Annotated element entries:

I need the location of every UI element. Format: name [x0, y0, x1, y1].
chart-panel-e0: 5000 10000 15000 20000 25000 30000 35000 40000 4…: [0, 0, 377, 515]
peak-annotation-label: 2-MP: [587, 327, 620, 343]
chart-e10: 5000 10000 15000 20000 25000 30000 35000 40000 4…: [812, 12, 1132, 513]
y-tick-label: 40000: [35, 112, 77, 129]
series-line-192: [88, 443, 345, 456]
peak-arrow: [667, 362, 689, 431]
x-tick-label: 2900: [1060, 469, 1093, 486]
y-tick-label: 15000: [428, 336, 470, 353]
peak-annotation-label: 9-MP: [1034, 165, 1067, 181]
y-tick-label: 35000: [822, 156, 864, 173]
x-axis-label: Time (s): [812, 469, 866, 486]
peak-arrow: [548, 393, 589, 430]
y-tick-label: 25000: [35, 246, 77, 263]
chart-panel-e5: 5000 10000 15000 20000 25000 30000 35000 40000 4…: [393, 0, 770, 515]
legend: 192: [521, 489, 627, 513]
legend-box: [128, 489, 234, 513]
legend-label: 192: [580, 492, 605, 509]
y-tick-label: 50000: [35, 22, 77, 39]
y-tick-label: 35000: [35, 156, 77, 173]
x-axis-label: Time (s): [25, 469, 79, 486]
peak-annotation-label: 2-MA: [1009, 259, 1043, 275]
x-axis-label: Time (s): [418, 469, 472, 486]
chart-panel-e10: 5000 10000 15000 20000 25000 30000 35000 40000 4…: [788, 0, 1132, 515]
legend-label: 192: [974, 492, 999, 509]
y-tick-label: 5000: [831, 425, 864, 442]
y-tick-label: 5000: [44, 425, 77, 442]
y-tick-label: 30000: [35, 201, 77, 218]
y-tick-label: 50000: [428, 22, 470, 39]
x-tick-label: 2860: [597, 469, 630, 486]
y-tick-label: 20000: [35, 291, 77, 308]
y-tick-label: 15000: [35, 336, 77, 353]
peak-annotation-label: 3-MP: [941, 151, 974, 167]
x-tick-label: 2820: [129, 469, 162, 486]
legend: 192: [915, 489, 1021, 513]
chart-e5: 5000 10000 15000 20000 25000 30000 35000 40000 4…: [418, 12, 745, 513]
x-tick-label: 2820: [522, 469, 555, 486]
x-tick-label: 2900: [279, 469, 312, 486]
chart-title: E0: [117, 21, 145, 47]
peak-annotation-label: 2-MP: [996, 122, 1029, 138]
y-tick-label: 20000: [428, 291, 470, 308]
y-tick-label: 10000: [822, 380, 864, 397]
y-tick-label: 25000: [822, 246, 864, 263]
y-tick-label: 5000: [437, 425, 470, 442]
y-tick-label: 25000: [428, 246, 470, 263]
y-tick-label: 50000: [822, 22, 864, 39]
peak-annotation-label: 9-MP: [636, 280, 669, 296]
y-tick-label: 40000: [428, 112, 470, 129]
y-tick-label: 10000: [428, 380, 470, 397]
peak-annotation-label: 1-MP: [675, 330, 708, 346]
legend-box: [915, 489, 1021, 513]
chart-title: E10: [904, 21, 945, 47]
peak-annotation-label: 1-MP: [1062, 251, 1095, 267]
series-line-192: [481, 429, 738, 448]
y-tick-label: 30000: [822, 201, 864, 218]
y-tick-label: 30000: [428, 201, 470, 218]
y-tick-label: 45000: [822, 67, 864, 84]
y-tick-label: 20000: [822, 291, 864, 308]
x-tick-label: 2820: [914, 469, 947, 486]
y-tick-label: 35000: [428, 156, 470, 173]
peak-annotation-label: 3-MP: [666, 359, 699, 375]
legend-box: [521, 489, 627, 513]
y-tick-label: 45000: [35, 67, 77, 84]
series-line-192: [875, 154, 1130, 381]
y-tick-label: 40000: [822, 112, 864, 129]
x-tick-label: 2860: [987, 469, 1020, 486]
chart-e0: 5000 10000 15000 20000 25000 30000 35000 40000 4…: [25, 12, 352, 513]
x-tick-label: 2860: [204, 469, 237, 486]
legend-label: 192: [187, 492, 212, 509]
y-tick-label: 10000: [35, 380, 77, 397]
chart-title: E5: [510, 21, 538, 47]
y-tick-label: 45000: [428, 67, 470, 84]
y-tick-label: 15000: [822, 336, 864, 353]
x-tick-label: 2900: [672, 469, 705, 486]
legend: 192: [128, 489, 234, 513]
* * *
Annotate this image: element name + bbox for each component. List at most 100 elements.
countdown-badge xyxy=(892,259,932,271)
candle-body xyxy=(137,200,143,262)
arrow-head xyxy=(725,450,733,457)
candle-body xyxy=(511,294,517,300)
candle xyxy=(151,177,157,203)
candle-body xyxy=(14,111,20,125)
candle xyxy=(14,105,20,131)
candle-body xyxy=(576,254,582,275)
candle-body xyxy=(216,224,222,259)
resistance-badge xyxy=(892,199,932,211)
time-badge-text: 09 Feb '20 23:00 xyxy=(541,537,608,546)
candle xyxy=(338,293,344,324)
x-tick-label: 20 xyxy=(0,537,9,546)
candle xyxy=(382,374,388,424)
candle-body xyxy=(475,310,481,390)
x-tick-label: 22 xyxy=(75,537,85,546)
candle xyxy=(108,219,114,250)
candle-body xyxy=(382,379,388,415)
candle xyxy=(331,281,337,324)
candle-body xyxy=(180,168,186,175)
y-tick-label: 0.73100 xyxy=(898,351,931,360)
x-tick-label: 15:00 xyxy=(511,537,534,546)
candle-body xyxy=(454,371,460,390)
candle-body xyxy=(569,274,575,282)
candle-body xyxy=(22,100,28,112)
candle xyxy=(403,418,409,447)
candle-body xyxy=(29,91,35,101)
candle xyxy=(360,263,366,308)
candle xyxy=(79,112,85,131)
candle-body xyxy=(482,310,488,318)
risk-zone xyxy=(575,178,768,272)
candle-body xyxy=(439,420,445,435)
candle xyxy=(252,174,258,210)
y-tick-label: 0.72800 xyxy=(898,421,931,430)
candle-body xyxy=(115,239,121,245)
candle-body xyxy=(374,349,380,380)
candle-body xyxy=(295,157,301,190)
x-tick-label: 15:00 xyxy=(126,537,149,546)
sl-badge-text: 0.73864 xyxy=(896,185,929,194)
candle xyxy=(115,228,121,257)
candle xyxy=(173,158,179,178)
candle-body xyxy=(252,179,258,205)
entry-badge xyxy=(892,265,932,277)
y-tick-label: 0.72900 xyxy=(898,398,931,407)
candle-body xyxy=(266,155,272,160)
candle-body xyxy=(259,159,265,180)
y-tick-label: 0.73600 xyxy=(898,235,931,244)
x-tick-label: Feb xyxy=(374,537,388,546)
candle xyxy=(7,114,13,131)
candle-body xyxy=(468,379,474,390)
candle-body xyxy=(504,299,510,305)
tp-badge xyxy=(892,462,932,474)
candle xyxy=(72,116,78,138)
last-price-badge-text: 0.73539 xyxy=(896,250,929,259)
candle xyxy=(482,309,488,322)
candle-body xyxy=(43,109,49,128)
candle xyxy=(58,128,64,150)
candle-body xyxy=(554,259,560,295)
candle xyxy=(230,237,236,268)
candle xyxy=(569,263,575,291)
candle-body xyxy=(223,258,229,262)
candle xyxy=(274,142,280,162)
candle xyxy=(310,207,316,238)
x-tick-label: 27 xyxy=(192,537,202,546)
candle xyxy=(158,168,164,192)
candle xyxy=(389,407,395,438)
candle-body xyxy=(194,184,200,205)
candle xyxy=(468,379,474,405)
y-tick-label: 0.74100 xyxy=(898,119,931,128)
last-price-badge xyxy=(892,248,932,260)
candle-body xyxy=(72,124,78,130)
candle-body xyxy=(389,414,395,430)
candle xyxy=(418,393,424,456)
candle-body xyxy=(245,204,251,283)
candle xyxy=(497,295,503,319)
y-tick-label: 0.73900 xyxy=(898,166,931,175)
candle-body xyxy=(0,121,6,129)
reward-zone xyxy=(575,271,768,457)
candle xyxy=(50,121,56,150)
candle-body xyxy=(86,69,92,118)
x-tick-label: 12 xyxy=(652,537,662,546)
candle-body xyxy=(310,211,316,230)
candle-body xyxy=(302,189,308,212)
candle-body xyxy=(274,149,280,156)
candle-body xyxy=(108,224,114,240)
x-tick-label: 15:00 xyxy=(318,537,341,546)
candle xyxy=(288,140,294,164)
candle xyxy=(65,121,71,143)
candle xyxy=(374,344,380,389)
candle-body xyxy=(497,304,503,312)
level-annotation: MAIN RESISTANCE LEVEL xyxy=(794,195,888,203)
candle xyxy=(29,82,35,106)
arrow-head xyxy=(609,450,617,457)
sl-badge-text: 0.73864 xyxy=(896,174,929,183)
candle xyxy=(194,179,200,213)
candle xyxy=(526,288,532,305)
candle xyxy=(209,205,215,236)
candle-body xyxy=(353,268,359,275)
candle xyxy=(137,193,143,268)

Directions for this task: Copy out, unchanged, the lines from the one containing "Annotate this image: element" through the one containing "candle-body xyxy=(475,310,481,390)", with both of those lines included.

Output for this exercise:
Annotate this image: element name + bbox for each component. List at most 100 elements.
countdown-badge xyxy=(892,259,932,271)
candle-body xyxy=(137,200,143,262)
arrow-head xyxy=(725,450,733,457)
candle-body xyxy=(511,294,517,300)
candle xyxy=(151,177,157,203)
candle-body xyxy=(14,111,20,125)
candle xyxy=(14,105,20,131)
candle-body xyxy=(576,254,582,275)
candle-body xyxy=(216,224,222,259)
resistance-badge xyxy=(892,199,932,211)
time-badge-text: 09 Feb '20 23:00 xyxy=(541,537,608,546)
candle xyxy=(338,293,344,324)
x-tick-label: 20 xyxy=(0,537,9,546)
candle xyxy=(382,374,388,424)
candle-body xyxy=(475,310,481,390)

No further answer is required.